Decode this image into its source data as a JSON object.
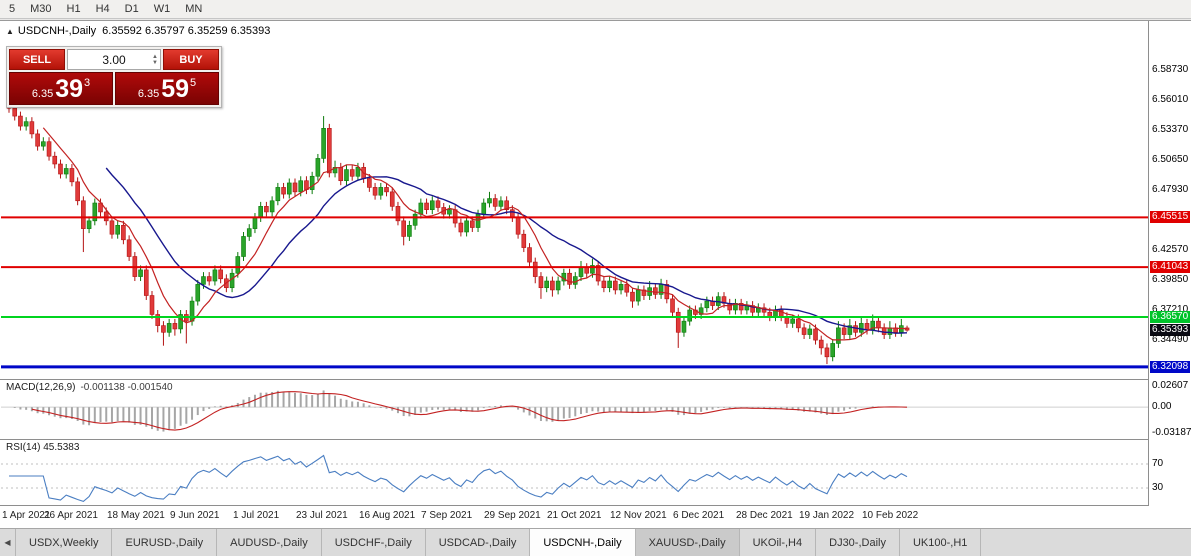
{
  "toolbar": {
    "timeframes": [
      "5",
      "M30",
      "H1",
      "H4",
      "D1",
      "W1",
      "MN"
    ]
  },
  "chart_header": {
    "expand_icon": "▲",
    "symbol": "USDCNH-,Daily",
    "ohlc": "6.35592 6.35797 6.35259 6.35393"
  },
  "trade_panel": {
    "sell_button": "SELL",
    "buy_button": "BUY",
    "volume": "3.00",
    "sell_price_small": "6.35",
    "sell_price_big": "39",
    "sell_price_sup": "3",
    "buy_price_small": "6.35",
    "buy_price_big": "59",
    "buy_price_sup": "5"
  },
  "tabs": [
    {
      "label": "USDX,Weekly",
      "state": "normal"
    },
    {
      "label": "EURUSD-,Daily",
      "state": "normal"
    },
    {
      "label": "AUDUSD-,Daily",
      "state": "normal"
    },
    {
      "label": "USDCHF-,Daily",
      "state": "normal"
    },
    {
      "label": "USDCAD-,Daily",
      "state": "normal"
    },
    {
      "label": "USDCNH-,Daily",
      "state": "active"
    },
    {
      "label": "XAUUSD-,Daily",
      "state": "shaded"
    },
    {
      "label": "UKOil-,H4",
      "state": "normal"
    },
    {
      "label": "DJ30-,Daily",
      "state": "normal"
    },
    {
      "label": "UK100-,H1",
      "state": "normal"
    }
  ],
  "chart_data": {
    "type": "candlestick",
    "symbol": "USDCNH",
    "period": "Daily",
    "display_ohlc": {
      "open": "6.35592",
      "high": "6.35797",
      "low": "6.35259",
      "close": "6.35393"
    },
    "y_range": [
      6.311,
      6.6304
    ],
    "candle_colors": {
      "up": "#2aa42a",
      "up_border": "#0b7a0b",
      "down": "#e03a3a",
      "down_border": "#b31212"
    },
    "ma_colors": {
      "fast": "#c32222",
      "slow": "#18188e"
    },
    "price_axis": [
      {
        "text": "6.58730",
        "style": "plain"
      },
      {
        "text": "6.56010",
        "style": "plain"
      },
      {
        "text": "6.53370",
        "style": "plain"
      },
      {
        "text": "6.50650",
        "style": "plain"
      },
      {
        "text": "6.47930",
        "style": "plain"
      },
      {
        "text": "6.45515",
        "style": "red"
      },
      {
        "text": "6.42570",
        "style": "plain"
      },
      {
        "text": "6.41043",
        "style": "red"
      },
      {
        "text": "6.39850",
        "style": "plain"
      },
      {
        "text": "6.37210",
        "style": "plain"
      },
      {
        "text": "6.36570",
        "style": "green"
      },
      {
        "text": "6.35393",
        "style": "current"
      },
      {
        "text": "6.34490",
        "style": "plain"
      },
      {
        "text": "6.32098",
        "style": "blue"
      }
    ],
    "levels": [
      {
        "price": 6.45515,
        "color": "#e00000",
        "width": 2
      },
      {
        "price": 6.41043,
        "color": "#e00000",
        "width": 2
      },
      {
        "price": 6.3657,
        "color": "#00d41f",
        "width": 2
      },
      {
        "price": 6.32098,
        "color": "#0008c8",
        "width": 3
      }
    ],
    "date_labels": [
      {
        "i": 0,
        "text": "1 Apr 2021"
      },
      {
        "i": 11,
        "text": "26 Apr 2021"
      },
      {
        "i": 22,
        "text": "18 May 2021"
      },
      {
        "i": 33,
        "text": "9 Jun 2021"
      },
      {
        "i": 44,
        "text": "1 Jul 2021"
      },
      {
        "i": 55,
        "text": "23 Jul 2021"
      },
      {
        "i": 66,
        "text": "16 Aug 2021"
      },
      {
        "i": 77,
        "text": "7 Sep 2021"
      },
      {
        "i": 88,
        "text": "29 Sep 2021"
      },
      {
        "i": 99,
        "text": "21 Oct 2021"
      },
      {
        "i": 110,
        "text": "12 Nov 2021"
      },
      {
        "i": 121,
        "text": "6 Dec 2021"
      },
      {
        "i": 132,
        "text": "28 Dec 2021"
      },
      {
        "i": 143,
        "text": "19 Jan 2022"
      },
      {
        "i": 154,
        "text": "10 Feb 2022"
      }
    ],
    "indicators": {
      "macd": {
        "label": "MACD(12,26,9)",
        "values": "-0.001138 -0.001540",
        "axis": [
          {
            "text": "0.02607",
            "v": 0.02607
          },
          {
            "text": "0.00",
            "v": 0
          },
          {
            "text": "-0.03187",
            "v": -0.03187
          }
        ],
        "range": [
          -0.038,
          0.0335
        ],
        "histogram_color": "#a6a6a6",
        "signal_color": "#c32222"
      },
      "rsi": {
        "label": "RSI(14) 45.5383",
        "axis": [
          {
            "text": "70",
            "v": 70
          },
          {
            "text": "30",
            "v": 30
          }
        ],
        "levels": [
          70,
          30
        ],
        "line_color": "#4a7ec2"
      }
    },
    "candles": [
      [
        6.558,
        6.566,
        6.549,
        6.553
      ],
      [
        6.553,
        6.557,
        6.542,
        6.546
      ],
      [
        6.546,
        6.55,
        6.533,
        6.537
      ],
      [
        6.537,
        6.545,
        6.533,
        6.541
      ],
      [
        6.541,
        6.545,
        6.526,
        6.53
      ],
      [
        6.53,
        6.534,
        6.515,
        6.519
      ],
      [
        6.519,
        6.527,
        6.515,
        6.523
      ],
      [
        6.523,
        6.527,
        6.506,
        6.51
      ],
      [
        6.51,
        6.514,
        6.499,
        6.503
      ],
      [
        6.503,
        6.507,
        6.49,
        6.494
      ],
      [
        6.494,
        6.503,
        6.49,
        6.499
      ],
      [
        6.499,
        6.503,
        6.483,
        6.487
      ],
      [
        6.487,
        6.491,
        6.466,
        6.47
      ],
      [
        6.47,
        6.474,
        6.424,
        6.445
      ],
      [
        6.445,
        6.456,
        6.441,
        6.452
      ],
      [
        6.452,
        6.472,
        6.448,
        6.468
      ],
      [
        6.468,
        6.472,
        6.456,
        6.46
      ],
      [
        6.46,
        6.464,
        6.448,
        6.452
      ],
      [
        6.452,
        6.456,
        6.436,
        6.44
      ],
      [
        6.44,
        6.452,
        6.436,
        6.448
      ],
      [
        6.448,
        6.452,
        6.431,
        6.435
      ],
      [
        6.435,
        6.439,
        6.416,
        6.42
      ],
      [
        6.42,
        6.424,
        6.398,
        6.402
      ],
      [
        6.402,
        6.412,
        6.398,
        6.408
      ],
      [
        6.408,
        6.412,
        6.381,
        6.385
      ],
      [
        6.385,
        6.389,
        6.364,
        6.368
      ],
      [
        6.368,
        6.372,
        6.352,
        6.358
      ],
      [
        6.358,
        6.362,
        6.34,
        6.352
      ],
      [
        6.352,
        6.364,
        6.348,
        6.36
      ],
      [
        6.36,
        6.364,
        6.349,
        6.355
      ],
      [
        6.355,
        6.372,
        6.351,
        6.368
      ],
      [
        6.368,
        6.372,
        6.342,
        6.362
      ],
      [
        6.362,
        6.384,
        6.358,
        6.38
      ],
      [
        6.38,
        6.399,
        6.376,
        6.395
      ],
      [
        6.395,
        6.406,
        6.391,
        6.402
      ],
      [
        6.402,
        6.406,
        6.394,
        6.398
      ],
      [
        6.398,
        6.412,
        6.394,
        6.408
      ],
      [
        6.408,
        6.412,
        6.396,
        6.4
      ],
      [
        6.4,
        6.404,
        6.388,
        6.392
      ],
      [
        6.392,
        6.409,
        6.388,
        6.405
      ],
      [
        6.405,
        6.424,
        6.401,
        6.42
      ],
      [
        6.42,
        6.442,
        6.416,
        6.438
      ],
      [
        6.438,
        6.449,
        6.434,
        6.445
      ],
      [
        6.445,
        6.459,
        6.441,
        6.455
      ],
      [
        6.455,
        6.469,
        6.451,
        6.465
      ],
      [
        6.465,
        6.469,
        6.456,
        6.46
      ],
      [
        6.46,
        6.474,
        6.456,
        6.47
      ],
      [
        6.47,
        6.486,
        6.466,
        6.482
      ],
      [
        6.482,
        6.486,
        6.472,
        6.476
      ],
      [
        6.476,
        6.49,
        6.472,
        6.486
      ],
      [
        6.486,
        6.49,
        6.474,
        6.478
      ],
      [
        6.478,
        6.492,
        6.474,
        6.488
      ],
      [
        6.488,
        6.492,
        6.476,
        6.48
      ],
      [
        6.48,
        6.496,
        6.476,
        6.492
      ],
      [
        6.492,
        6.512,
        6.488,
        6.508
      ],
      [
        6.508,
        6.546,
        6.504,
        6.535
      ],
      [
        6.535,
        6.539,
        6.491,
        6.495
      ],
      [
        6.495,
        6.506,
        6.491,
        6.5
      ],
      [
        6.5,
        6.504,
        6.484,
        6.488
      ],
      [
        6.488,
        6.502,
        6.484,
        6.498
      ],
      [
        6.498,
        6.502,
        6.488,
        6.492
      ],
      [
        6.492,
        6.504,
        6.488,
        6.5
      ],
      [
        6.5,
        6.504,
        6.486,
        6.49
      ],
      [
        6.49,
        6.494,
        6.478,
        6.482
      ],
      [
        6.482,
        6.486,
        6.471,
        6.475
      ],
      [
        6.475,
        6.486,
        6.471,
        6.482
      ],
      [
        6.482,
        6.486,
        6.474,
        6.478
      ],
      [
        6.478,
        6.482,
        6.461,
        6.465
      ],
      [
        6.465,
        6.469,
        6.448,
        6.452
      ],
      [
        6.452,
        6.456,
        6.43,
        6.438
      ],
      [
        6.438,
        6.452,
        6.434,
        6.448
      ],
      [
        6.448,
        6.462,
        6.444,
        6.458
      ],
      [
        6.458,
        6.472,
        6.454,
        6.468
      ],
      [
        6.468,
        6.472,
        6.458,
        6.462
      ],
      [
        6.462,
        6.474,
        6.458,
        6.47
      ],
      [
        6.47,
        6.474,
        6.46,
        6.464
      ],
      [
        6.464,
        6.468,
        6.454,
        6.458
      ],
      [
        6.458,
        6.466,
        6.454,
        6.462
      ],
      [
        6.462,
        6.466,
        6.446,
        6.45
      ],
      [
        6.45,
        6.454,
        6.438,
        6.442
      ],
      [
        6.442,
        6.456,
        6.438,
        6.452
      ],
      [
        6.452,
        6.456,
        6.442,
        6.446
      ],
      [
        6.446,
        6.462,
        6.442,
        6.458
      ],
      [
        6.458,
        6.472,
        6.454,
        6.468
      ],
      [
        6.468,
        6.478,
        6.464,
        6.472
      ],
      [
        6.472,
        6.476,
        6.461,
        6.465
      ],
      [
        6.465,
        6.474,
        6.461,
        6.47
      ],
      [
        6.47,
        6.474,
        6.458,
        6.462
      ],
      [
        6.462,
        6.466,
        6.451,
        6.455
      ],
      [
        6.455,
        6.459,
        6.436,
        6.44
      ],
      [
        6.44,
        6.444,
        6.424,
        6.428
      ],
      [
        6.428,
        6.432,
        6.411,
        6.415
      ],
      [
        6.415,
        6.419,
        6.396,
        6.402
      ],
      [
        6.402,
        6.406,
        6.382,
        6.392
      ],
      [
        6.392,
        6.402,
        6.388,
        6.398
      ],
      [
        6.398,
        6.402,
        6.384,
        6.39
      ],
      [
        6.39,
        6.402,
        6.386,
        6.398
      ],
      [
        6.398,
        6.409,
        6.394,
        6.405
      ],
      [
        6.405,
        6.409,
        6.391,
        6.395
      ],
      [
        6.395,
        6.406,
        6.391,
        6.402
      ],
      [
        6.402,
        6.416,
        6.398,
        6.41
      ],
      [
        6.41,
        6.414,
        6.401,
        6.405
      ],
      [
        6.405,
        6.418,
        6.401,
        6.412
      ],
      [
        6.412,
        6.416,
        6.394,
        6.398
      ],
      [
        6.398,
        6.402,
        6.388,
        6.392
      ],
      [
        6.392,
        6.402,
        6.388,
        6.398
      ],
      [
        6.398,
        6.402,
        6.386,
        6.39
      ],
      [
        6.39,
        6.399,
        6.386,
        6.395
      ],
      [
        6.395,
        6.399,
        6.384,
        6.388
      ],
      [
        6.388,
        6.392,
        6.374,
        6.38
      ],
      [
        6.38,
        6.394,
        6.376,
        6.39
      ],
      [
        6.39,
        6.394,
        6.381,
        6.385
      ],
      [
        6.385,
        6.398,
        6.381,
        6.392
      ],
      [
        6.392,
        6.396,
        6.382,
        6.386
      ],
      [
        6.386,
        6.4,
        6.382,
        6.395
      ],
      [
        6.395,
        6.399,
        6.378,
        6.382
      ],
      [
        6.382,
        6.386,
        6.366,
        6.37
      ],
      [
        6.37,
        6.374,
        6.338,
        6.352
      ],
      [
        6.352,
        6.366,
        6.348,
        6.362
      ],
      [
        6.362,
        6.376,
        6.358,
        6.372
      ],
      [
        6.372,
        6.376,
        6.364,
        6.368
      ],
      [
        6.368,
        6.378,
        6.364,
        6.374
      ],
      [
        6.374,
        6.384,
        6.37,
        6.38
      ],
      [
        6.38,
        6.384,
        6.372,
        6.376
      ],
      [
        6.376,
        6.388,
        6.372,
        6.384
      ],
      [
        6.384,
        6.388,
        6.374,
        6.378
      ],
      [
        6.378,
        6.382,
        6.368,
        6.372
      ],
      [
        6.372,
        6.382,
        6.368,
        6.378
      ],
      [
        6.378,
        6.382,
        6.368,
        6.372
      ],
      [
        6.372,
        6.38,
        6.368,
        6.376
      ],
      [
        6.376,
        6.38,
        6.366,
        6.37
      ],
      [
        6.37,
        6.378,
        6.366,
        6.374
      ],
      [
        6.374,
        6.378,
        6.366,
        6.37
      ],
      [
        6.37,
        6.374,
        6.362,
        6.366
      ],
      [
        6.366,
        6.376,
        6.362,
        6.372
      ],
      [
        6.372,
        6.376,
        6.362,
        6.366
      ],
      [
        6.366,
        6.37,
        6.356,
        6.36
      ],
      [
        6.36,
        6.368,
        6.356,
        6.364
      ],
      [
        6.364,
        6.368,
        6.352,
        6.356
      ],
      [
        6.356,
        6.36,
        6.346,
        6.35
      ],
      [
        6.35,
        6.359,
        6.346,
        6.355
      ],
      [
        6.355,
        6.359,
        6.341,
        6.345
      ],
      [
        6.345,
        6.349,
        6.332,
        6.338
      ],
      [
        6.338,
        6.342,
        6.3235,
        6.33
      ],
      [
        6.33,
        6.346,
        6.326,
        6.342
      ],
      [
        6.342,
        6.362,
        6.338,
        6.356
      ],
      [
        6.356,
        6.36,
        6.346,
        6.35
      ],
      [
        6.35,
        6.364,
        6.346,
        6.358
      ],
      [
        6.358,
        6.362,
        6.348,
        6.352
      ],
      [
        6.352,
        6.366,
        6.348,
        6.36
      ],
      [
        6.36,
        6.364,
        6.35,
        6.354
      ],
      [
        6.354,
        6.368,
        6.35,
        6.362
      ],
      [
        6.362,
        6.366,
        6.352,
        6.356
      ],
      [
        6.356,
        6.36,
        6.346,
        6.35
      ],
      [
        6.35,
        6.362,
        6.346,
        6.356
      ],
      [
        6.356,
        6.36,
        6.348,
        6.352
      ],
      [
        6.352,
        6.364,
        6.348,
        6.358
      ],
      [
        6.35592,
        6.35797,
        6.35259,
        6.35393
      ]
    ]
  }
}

• Written exercise
List each line of the records that holds the string "USDCNH".

• Output for this task
    "symbol": "USDCNH-,Daily",
      "label": "USDCNH-,Daily",
    "symbol": "USDCNH",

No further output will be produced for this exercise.